TASK TO COMPLETE
The listing below should be written out exactly; please include all of it.

## begin

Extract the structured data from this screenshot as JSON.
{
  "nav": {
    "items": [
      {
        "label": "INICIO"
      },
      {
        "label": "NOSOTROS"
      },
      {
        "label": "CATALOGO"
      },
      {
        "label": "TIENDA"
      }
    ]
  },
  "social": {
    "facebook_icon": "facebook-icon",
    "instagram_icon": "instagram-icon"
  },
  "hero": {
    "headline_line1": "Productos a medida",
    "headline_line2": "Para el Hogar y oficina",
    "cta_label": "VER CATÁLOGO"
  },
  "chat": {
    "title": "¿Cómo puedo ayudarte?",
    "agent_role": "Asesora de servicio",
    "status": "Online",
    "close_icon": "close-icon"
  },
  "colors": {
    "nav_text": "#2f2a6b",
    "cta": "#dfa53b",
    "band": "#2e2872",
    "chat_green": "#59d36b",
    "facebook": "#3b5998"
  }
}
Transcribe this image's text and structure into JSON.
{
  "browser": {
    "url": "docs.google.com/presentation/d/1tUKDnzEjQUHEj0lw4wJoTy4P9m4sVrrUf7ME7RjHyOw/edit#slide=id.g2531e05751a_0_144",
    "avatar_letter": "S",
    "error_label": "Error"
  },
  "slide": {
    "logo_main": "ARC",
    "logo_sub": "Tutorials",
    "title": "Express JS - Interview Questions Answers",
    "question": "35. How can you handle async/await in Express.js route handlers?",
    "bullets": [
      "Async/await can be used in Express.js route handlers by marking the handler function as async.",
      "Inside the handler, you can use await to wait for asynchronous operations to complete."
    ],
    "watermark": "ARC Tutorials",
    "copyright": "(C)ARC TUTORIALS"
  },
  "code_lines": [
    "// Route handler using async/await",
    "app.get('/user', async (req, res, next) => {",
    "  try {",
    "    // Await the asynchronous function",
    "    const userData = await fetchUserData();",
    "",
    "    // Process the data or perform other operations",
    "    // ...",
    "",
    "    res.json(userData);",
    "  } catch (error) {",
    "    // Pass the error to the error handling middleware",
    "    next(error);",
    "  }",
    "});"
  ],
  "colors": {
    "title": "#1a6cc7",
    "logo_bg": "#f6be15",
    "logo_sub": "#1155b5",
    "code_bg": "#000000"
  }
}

## end

EXERCISE OUTPUT
Extract the structured data from this screenshot as JSON.
{
  "nav": {
    "items": [
      {
        "label": "INICIO"
      },
      {
        "label": "NOSOTROS"
      },
      {
        "label": "CATALOGO"
      },
      {
        "label": "TIENDA"
      }
    ]
  },
  "social": {
    "facebook_icon": "facebook-icon",
    "instagram_icon": "instagram-icon"
  },
  "hero": {
    "headline_line1": "Productos a medida",
    "headline_line2": "Para el Hogar y oficina",
    "cta_label": "VER CATÁLOGO"
  },
  "chat": {
    "title": "¿Cómo puedo ayudarte?",
    "agent_role": "Asesora de servicio",
    "status": "Online",
    "close_icon": "close-icon"
  },
  "colors": {
    "nav_text": "#2f2a6b",
    "cta": "#dfa53b",
    "band": "#2e2872",
    "chat_green": "#59d36b",
    "facebook": "#3b5998"
  }
}
Transcribe this image's text and structure into JSON.
{
  "browser": {
    "url": "docs.google.com/presentation/d/1tUKDnzEjQUHEj0lw4wJoTy4P9m4sVrrUf7ME7RjHyOw/edit#slide=id.g2531e05751a_0_144",
    "avatar_letter": "S",
    "error_label": "Error"
  },
  "slide": {
    "logo_main": "ARC",
    "logo_sub": "Tutorials",
    "title": "Express JS - Interview Questions Answers",
    "question": "35. How can you handle async/await in Express.js route handlers?",
    "bullets": [
      "Async/await can be used in Express.js route handlers by marking the handler function as async.",
      "Inside the handler, you can use await to wait for asynchronous operations to complete."
    ],
    "watermark": "ARC Tutorials",
    "copyright": "(C)ARC TUTORIALS"
  },
  "code_lines": [
    "// Route handler using async/await",
    "app.get('/user', async (req, res, next) => {",
    "  try {",
    "    // Await the asynchronous function",
    "    const userData = await fetchUserData();",
    "",
    "    // Process the data or perform other operations",
    "    // ...",
    "",
    "    res.json(userData);",
    "  } catch (error) {",
    "    // Pass the error to the error handling middleware",
    "    next(error);",
    "  }",
    "});"
  ],
  "colors": {
    "title": "#1a6cc7",
    "logo_bg": "#f6be15",
    "logo_sub": "#1155b5",
    "code_bg": "#000000"
  }
}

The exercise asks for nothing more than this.